From the listing below, extract each line containing the string "exigir".

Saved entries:
■ ■ ■ ■

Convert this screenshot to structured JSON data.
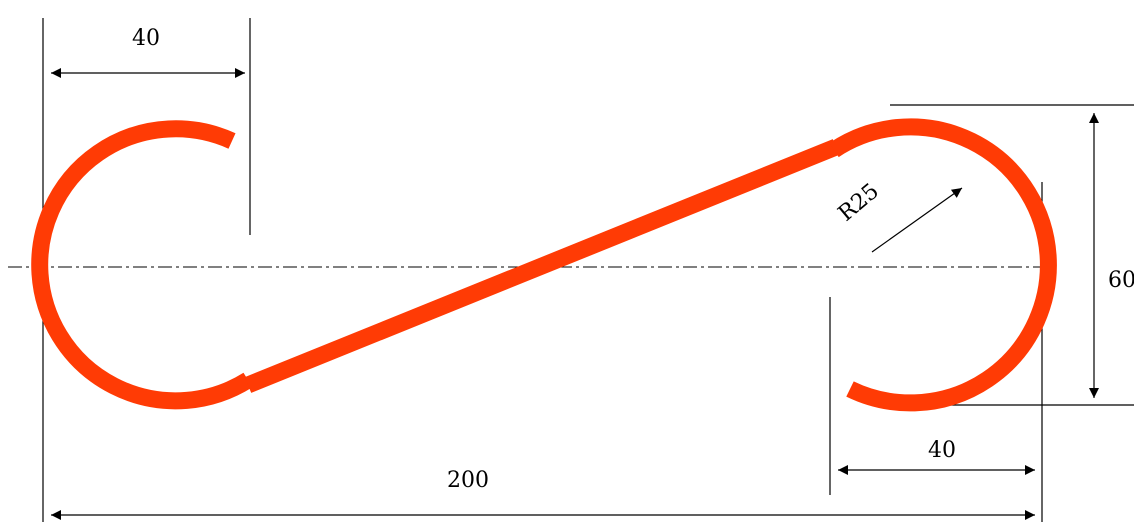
{
  "colors": {
    "hook_stroke": "#ff3b05",
    "dimension_lines": "#000000"
  },
  "dimensions": {
    "top_left_width": "40",
    "bottom_right_width": "40",
    "overall_length": "200",
    "height": "60",
    "radius": "R25"
  }
}
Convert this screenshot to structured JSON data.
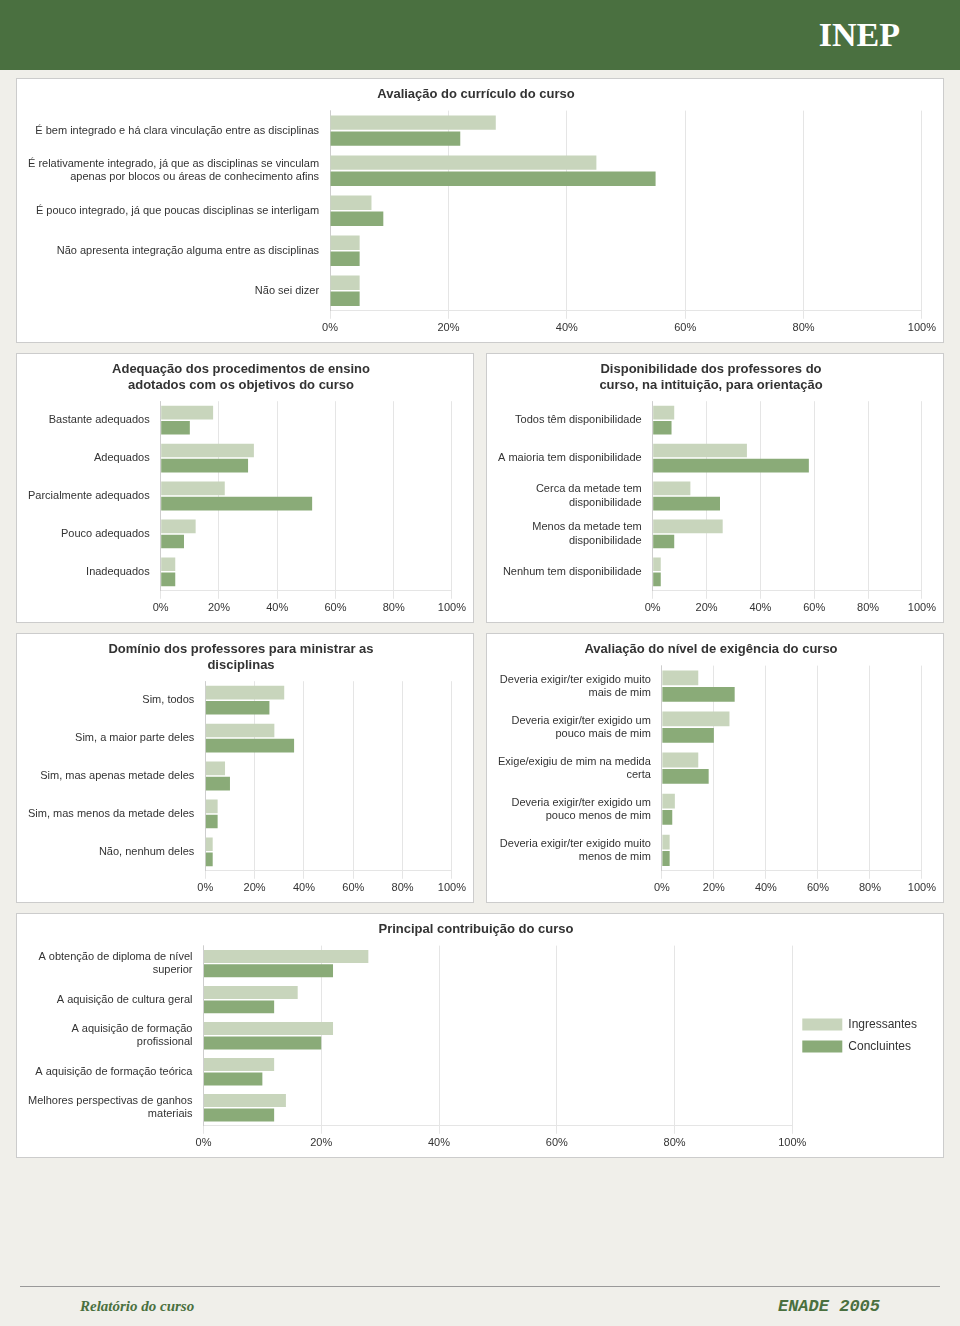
{
  "annotations": [
    "INEP",
    "Relatório do curso",
    "ENADE 2005"
  ],
  "chart_data": [
    {
      "type": "bar",
      "orientation": "horizontal",
      "title": "Avaliação do currículo do curso",
      "categories": [
        "É bem integrado e há clara vinculação entre as disciplinas",
        "É relativamente integrado, já que as disciplinas se vinculam\napenas por blocos ou áreas de conhecimento afins",
        "É pouco integrado, já que poucas disciplinas se interligam",
        "Não apresenta integração alguma entre as disciplinas",
        "Não sei dizer"
      ],
      "series": [
        {
          "name": "Ingressantes",
          "color": "#c8d5bc",
          "values": [
            28,
            45,
            7,
            5,
            5
          ]
        },
        {
          "name": "Concluintes",
          "color": "#8aab78",
          "values": [
            22,
            55,
            9,
            5,
            5
          ]
        }
      ],
      "xlim": [
        0,
        100
      ],
      "xticks": [
        {
          "value": 0,
          "label": "0%"
        },
        {
          "value": 20,
          "label": "20%"
        },
        {
          "value": 40,
          "label": "40%"
        },
        {
          "value": 60,
          "label": "60%"
        },
        {
          "value": 80,
          "label": "80%"
        },
        {
          "value": 100,
          "label": "100%"
        }
      ],
      "grid": true
    },
    {
      "type": "bar",
      "orientation": "horizontal",
      "title": "Adequação dos procedimentos de ensino\nadotados com os objetivos do curso",
      "categories": [
        "Bastante adequados",
        "Adequados",
        "Parcialmente adequados",
        "Pouco adequados",
        "Inadequados"
      ],
      "series": [
        {
          "name": "Ingressantes",
          "color": "#c8d5bc",
          "values": [
            18,
            32,
            22,
            12,
            5
          ]
        },
        {
          "name": "Concluintes",
          "color": "#8aab78",
          "values": [
            10,
            30,
            52,
            8,
            5
          ]
        }
      ],
      "xlim": [
        0,
        100
      ],
      "xticks": [
        {
          "value": 0,
          "label": "0%"
        },
        {
          "value": 20,
          "label": "20%"
        },
        {
          "value": 40,
          "label": "40%"
        },
        {
          "value": 60,
          "label": "60%"
        },
        {
          "value": 80,
          "label": "80%"
        },
        {
          "value": 100,
          "label": "100%"
        }
      ],
      "grid": true
    },
    {
      "type": "bar",
      "orientation": "horizontal",
      "title": "Disponibilidade dos professores do\ncurso, na intituição, para orientação",
      "categories": [
        "Todos têm disponibilidade",
        "A maioria tem disponibilidade",
        "Cerca da metade tem\ndisponibilidade",
        "Menos da metade tem\ndisponibilidade",
        "Nenhum tem disponibilidade"
      ],
      "series": [
        {
          "name": "Ingressantes",
          "color": "#c8d5bc",
          "values": [
            8,
            35,
            14,
            26,
            3
          ]
        },
        {
          "name": "Concluintes",
          "color": "#8aab78",
          "values": [
            7,
            58,
            25,
            8,
            3
          ]
        }
      ],
      "xlim": [
        0,
        100
      ],
      "xticks": [
        {
          "value": 0,
          "label": "0%"
        },
        {
          "value": 20,
          "label": "20%"
        },
        {
          "value": 40,
          "label": "40%"
        },
        {
          "value": 60,
          "label": "60%"
        },
        {
          "value": 80,
          "label": "80%"
        },
        {
          "value": 100,
          "label": "100%"
        }
      ],
      "grid": true
    },
    {
      "type": "bar",
      "orientation": "horizontal",
      "title": "Domínio dos professores para ministrar as\ndisciplinas",
      "categories": [
        "Sim, todos",
        "Sim, a maior parte deles",
        "Sim, mas apenas metade deles",
        "Sim, mas menos da metade deles",
        "Não, nenhum deles"
      ],
      "series": [
        {
          "name": "Ingressantes",
          "color": "#c8d5bc",
          "values": [
            32,
            28,
            8,
            5,
            3
          ]
        },
        {
          "name": "Concluintes",
          "color": "#8aab78",
          "values": [
            26,
            36,
            10,
            5,
            3
          ]
        }
      ],
      "xlim": [
        0,
        100
      ],
      "xticks": [
        {
          "value": 0,
          "label": "0%"
        },
        {
          "value": 20,
          "label": "20%"
        },
        {
          "value": 40,
          "label": "40%"
        },
        {
          "value": 60,
          "label": "60%"
        },
        {
          "value": 80,
          "label": "80%"
        },
        {
          "value": 100,
          "label": "100%"
        }
      ],
      "grid": true
    },
    {
      "type": "bar",
      "orientation": "horizontal",
      "title": "Avaliação do nível de exigência do curso",
      "categories": [
        "Deveria exigir/ter exigido muito\nmais de mim",
        "Deveria exigir/ter exigido um\npouco mais de mim",
        "Exige/exigiu de mim na medida\ncerta",
        "Deveria exigir/ter exigido um\npouco menos de mim",
        "Deveria exigir/ter exigido muito\nmenos de mim"
      ],
      "series": [
        {
          "name": "Ingressantes",
          "color": "#c8d5bc",
          "values": [
            14,
            26,
            14,
            5,
            3
          ]
        },
        {
          "name": "Concluintes",
          "color": "#8aab78",
          "values": [
            28,
            20,
            18,
            4,
            3
          ]
        }
      ],
      "xlim": [
        0,
        100
      ],
      "xticks": [
        {
          "value": 0,
          "label": "0%"
        },
        {
          "value": 20,
          "label": "20%"
        },
        {
          "value": 40,
          "label": "40%"
        },
        {
          "value": 60,
          "label": "60%"
        },
        {
          "value": 80,
          "label": "80%"
        },
        {
          "value": 100,
          "label": "100%"
        }
      ],
      "grid": true
    },
    {
      "type": "bar",
      "orientation": "horizontal",
      "title": "Principal contribuição do curso",
      "categories": [
        "A obtenção de diploma de nível\nsuperior",
        "A aquisição de cultura geral",
        "A aquisição de formação\nprofissional",
        "A aquisição de formação teórica",
        "Melhores perspectivas de ganhos\nmateriais"
      ],
      "series": [
        {
          "name": "Ingressantes",
          "color": "#c8d5bc",
          "values": [
            28,
            16,
            22,
            12,
            14
          ]
        },
        {
          "name": "Concluintes",
          "color": "#8aab78",
          "values": [
            22,
            12,
            20,
            10,
            12
          ]
        }
      ],
      "xlim": [
        0,
        100
      ],
      "xticks": [
        {
          "value": 0,
          "label": "0%"
        },
        {
          "value": 20,
          "label": "20%"
        },
        {
          "value": 40,
          "label": "40%"
        },
        {
          "value": 60,
          "label": "60%"
        },
        {
          "value": 80,
          "label": "80%"
        },
        {
          "value": 100,
          "label": "100%"
        }
      ],
      "grid": true,
      "legend": "right"
    }
  ]
}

■ ■ ■ ■

Result for this task:
        "Deveria exigir/ter exigido muito\nmais de mim",
        "Deveria exigir/ter exigido um\npouco mais de mim",
        "Deveria exigir/ter exigido um\npouco menos de mim",
        "Deveria exigir/ter exigido muito\nmenos de mim"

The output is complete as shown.